# START OF Input material

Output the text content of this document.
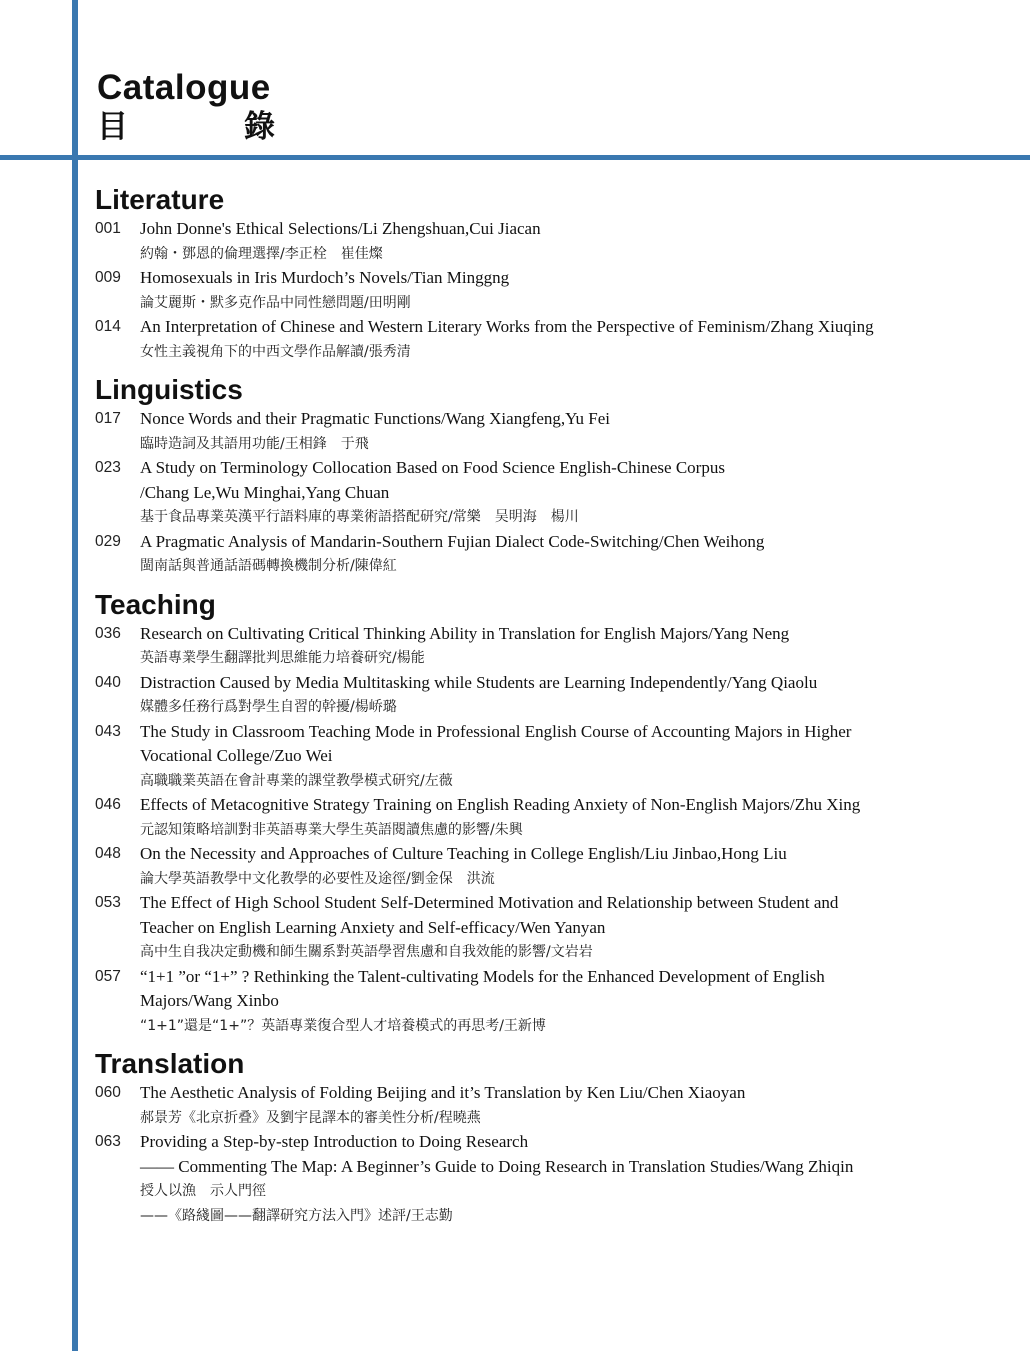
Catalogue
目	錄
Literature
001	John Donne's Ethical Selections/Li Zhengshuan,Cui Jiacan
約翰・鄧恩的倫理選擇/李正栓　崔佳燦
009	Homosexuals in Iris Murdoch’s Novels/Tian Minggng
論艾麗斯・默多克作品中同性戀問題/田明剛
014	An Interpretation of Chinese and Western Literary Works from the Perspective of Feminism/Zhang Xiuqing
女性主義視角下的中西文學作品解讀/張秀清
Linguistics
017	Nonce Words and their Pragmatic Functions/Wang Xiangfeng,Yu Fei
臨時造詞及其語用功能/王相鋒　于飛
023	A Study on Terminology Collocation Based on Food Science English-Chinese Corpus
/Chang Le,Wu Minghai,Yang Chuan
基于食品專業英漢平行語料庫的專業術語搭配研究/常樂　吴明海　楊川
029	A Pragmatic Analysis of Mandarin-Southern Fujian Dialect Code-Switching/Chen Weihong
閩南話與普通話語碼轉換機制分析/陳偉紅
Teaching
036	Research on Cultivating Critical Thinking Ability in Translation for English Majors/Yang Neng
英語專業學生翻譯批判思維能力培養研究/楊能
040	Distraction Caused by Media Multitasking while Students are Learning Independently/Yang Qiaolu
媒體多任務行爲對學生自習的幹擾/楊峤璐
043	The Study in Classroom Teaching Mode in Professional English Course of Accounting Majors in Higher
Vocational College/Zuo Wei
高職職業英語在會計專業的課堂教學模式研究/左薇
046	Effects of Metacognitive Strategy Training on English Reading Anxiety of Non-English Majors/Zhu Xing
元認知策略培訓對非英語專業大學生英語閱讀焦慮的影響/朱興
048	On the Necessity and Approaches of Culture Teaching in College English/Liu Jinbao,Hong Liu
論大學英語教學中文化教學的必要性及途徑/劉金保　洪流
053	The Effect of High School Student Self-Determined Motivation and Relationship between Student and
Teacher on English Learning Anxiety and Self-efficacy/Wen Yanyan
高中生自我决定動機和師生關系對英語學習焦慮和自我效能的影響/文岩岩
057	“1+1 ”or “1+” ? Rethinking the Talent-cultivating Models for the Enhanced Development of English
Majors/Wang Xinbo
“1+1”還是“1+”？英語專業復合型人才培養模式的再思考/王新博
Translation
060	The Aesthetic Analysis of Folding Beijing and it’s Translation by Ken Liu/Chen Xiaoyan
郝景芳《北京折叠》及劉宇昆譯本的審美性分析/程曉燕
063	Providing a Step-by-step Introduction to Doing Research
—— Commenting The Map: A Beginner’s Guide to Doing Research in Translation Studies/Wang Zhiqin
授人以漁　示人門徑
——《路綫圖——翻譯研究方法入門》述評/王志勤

# END OF Input material
# START OF Input material

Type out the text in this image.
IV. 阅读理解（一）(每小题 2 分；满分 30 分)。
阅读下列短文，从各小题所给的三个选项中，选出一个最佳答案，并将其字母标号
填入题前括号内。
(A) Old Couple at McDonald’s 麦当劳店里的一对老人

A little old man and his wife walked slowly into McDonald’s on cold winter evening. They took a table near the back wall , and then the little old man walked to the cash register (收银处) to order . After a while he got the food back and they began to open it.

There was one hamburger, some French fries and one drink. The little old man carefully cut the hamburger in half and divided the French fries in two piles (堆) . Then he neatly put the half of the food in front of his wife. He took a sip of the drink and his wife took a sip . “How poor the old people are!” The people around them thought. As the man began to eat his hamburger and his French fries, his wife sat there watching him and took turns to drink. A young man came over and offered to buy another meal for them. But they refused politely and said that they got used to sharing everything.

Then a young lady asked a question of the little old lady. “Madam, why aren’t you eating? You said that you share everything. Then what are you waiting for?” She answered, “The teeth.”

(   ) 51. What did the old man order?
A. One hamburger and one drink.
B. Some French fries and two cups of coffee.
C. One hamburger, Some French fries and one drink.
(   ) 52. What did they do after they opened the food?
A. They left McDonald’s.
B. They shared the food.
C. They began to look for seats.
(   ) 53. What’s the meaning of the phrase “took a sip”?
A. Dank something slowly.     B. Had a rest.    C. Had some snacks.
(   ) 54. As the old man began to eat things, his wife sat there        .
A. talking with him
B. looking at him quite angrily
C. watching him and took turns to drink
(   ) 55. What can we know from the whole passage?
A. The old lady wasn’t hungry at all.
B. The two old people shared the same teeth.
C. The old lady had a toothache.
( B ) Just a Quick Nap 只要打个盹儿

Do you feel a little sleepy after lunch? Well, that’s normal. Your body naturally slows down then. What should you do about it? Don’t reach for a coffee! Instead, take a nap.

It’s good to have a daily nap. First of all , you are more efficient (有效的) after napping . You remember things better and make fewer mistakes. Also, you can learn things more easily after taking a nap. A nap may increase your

# END OF Input material

(Problem description): Copy each line above containing the string "French".

(The solution):
There was one hamburger, some French fries and one drink. The little old man carefully cut the hamburger in half and divided the French fries in two piles (堆) . Then he neatly put the half of the food in front of his wife. He took a sip of the drink and his wife took a sip . “How poor the old people are!” The people around them thought. As the man began to eat his hamburger and his French fries, his wife sat there watching him and took turns to drink. A young man came over and offered to buy another meal for them. But they refused politely and said that they got used to sharing everything.
B. Some French fries and two cups of coffee.
C. One hamburger, Some French fries and one drink.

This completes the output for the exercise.